Task data »
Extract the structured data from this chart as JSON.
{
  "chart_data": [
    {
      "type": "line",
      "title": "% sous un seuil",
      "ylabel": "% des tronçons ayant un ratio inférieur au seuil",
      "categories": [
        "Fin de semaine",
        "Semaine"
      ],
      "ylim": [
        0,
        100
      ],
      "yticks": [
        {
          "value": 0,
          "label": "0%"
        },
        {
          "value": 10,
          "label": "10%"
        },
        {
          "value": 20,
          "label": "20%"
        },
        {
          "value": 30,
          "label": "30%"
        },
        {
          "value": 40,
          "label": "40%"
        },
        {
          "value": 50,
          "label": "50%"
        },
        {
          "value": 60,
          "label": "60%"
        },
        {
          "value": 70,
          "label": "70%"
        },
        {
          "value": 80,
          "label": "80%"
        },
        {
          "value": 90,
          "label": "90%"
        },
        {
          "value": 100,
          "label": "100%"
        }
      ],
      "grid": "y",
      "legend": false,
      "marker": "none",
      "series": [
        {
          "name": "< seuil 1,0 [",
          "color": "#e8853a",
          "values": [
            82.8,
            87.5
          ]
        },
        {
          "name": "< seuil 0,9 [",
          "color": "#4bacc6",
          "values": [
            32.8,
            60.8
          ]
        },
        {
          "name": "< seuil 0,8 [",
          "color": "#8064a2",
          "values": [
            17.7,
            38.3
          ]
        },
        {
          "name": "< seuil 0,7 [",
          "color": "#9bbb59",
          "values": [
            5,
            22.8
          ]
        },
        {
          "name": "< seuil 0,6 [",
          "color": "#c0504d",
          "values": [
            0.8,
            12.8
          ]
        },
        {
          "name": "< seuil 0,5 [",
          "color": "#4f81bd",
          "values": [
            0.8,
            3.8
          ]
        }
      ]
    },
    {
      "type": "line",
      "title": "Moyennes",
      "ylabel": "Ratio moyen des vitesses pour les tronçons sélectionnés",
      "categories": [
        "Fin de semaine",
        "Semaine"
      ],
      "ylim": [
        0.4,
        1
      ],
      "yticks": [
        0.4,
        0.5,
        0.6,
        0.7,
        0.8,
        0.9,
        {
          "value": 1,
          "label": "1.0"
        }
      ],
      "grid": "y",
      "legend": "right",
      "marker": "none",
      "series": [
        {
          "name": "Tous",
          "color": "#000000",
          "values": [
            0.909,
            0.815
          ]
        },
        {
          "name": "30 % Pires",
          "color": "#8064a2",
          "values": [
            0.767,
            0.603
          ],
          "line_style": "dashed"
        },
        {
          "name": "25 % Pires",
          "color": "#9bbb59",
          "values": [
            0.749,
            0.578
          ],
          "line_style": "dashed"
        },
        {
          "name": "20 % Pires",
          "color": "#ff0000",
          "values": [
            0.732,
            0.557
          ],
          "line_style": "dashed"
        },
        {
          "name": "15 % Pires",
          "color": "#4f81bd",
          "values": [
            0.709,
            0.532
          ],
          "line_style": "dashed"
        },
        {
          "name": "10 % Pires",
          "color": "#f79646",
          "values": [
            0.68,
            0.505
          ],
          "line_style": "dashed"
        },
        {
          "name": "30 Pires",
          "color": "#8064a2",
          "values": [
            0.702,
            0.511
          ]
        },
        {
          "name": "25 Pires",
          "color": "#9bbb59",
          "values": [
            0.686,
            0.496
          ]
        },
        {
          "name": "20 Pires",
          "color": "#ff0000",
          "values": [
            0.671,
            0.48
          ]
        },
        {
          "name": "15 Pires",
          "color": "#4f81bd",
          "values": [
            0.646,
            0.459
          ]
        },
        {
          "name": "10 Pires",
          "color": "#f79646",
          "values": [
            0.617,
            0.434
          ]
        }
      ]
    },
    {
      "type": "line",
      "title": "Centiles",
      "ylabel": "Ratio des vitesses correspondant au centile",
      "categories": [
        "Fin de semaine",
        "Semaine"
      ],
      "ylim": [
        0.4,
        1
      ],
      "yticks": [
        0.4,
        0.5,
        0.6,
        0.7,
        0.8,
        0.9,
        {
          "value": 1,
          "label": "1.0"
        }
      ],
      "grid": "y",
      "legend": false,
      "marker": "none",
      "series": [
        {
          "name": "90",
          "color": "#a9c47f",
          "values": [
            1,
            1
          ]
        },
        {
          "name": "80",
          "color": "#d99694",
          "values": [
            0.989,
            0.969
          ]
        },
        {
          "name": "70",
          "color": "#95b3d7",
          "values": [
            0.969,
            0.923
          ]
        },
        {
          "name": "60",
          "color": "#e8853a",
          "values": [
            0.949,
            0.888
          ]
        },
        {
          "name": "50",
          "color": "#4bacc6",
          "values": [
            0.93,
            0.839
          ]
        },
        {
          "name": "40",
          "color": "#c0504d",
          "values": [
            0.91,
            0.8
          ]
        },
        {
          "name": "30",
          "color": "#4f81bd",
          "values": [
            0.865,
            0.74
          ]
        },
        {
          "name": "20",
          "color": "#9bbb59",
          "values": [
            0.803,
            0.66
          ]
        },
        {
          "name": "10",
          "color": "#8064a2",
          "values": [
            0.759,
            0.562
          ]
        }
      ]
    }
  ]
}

Stated goal »
From the first line to the last, please quote the material above exactly.

Exercise solution »
Extract the structured data from this chart as JSON.
{
  "chart_data": [
    {
      "type": "line",
      "title": "% sous un seuil",
      "ylabel": "% des tronçons ayant un ratio inférieur au seuil",
      "categories": [
        "Fin de semaine",
        "Semaine"
      ],
      "ylim": [
        0,
        100
      ],
      "yticks": [
        {
          "value": 0,
          "label": "0%"
        },
        {
          "value": 10,
          "label": "10%"
        },
        {
          "value": 20,
          "label": "20%"
        },
        {
          "value": 30,
          "label": "30%"
        },
        {
          "value": 40,
          "label": "40%"
        },
        {
          "value": 50,
          "label": "50%"
        },
        {
          "value": 60,
          "label": "60%"
        },
        {
          "value": 70,
          "label": "70%"
        },
        {
          "value": 80,
          "label": "80%"
        },
        {
          "value": 90,
          "label": "90%"
        },
        {
          "value": 100,
          "label": "100%"
        }
      ],
      "grid": "y",
      "legend": false,
      "marker": "none",
      "series": [
        {
          "name": "< seuil 1,0 [",
          "color": "#e8853a",
          "values": [
            82.8,
            87.5
          ]
        },
        {
          "name": "< seuil 0,9 [",
          "color": "#4bacc6",
          "values": [
            32.8,
            60.8
          ]
        },
        {
          "name": "< seuil 0,8 [",
          "color": "#8064a2",
          "values": [
            17.7,
            38.3
          ]
        },
        {
          "name": "< seuil 0,7 [",
          "color": "#9bbb59",
          "values": [
            5,
            22.8
          ]
        },
        {
          "name": "< seuil 0,6 [",
          "color": "#c0504d",
          "values": [
            0.8,
            12.8
          ]
        },
        {
          "name": "< seuil 0,5 [",
          "color": "#4f81bd",
          "values": [
            0.8,
            3.8
          ]
        }
      ]
    },
    {
      "type": "line",
      "title": "Moyennes",
      "ylabel": "Ratio moyen des vitesses pour les tronçons sélectionnés",
      "categories": [
        "Fin de semaine",
        "Semaine"
      ],
      "ylim": [
        0.4,
        1
      ],
      "yticks": [
        0.4,
        0.5,
        0.6,
        0.7,
        0.8,
        0.9,
        {
          "value": 1,
          "label": "1.0"
        }
      ],
      "grid": "y",
      "legend": "right",
      "marker": "none",
      "series": [
        {
          "name": "Tous",
          "color": "#000000",
          "values": [
            0.909,
            0.815
          ]
        },
        {
          "name": "30 % Pires",
          "color": "#8064a2",
          "values": [
            0.767,
            0.603
          ],
          "line_style": "dashed"
        },
        {
          "name": "25 % Pires",
          "color": "#9bbb59",
          "values": [
            0.749,
            0.578
          ],
          "line_style": "dashed"
        },
        {
          "name": "20 % Pires",
          "color": "#ff0000",
          "values": [
            0.732,
            0.557
          ],
          "line_style": "dashed"
        },
        {
          "name": "15 % Pires",
          "color": "#4f81bd",
          "values": [
            0.709,
            0.532
          ],
          "line_style": "dashed"
        },
        {
          "name": "10 % Pires",
          "color": "#f79646",
          "values": [
            0.68,
            0.505
          ],
          "line_style": "dashed"
        },
        {
          "name": "30 Pires",
          "color": "#8064a2",
          "values": [
            0.702,
            0.511
          ]
        },
        {
          "name": "25 Pires",
          "color": "#9bbb59",
          "values": [
            0.686,
            0.496
          ]
        },
        {
          "name": "20 Pires",
          "color": "#ff0000",
          "values": [
            0.671,
            0.48
          ]
        },
        {
          "name": "15 Pires",
          "color": "#4f81bd",
          "values": [
            0.646,
            0.459
          ]
        },
        {
          "name": "10 Pires",
          "color": "#f79646",
          "values": [
            0.617,
            0.434
          ]
        }
      ]
    },
    {
      "type": "line",
      "title": "Centiles",
      "ylabel": "Ratio des vitesses correspondant au centile",
      "categories": [
        "Fin de semaine",
        "Semaine"
      ],
      "ylim": [
        0.4,
        1
      ],
      "yticks": [
        0.4,
        0.5,
        0.6,
        0.7,
        0.8,
        0.9,
        {
          "value": 1,
          "label": "1.0"
        }
      ],
      "grid": "y",
      "legend": false,
      "marker": "none",
      "series": [
        {
          "name": "90",
          "color": "#a9c47f",
          "values": [
            1,
            1
          ]
        },
        {
          "name": "80",
          "color": "#d99694",
          "values": [
            0.989,
            0.969
          ]
        },
        {
          "name": "70",
          "color": "#95b3d7",
          "values": [
            0.969,
            0.923
          ]
        },
        {
          "name": "60",
          "color": "#e8853a",
          "values": [
            0.949,
            0.888
          ]
        },
        {
          "name": "50",
          "color": "#4bacc6",
          "values": [
            0.93,
            0.839
          ]
        },
        {
          "name": "40",
          "color": "#c0504d",
          "values": [
            0.91,
            0.8
          ]
        },
        {
          "name": "30",
          "color": "#4f81bd",
          "values": [
            0.865,
            0.74
          ]
        },
        {
          "name": "20",
          "color": "#9bbb59",
          "values": [
            0.803,
            0.66
          ]
        },
        {
          "name": "10",
          "color": "#8064a2",
          "values": [
            0.759,
            0.562
          ]
        }
      ]
    }
  ]
}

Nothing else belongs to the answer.